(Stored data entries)
━━━━━━━━━━━━━━━━
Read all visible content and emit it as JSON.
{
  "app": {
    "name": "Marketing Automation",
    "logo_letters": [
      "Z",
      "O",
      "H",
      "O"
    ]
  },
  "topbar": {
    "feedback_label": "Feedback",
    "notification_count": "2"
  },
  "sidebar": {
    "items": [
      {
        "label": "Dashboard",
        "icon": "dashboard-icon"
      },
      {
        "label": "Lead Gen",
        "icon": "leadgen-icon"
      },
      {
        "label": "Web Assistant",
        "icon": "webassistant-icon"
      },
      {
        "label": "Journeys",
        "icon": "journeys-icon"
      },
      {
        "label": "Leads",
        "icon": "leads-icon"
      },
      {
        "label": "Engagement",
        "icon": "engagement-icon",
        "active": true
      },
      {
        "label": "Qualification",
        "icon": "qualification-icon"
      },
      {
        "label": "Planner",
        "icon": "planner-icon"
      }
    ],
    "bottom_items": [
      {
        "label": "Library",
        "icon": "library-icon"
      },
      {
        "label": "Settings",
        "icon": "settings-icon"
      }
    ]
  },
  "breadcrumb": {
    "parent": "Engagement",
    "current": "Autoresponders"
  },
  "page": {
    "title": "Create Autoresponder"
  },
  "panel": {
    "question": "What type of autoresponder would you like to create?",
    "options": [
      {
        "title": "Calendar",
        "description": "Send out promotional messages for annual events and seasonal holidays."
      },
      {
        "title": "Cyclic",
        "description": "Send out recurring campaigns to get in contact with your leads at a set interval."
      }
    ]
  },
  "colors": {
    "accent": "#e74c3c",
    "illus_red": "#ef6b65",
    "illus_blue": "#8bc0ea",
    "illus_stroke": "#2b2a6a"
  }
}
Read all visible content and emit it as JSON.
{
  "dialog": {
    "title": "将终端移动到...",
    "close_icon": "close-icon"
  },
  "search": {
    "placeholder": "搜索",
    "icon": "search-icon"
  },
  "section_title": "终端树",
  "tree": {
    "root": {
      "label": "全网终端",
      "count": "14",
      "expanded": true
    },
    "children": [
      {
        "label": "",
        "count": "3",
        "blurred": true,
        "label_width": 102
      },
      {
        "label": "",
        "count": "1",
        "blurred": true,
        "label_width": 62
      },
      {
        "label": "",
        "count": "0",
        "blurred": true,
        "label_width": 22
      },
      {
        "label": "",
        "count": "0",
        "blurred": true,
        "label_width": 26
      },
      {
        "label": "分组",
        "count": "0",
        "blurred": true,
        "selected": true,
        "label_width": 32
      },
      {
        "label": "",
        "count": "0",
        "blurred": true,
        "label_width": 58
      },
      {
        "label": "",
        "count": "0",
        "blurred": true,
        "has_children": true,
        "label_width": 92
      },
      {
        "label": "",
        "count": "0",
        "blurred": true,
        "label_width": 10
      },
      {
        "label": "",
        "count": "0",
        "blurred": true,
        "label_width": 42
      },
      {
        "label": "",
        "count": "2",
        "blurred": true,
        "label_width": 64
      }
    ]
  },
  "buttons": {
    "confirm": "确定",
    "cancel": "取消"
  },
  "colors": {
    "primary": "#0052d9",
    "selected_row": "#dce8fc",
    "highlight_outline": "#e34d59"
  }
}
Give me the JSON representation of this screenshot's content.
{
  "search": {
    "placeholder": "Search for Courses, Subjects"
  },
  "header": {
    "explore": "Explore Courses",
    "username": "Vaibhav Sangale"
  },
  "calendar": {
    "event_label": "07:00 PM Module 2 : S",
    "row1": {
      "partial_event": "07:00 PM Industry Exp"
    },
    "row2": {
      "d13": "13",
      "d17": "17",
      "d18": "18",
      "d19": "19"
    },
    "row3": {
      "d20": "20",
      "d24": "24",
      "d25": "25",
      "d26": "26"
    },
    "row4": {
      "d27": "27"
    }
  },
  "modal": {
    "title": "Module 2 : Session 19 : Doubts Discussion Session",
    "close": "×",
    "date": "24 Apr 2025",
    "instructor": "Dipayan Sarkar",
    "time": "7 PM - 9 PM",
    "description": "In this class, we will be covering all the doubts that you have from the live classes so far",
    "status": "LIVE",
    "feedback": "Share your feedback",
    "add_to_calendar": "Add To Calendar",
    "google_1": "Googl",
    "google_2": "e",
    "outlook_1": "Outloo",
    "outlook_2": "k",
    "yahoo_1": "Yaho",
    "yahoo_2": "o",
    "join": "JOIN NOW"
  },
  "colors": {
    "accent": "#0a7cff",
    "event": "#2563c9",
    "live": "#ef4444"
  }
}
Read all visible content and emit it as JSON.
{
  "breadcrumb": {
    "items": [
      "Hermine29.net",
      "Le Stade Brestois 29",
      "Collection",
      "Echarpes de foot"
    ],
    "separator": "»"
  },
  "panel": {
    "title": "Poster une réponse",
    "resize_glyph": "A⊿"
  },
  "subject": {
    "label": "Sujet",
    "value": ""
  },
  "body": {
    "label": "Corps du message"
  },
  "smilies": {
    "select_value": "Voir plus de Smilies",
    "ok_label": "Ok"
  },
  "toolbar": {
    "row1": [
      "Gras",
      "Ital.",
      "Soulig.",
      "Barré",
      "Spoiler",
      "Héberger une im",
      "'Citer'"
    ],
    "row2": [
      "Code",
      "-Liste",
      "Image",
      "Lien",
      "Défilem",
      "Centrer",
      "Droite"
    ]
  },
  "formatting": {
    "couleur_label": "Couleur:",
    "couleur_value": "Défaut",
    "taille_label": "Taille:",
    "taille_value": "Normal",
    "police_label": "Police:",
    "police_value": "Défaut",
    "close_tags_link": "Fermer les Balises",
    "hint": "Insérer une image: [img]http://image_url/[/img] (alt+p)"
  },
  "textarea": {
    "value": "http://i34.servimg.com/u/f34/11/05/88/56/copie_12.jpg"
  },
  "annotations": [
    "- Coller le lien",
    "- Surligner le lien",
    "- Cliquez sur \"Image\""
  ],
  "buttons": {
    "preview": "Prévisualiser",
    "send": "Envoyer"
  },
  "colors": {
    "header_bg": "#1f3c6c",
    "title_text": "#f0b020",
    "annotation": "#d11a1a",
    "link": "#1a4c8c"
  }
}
━━━━━━━━━━━━━━━━
_Objective_: Provide the number of lines containing the string "http", with no other output.

_Solution to this task_: 2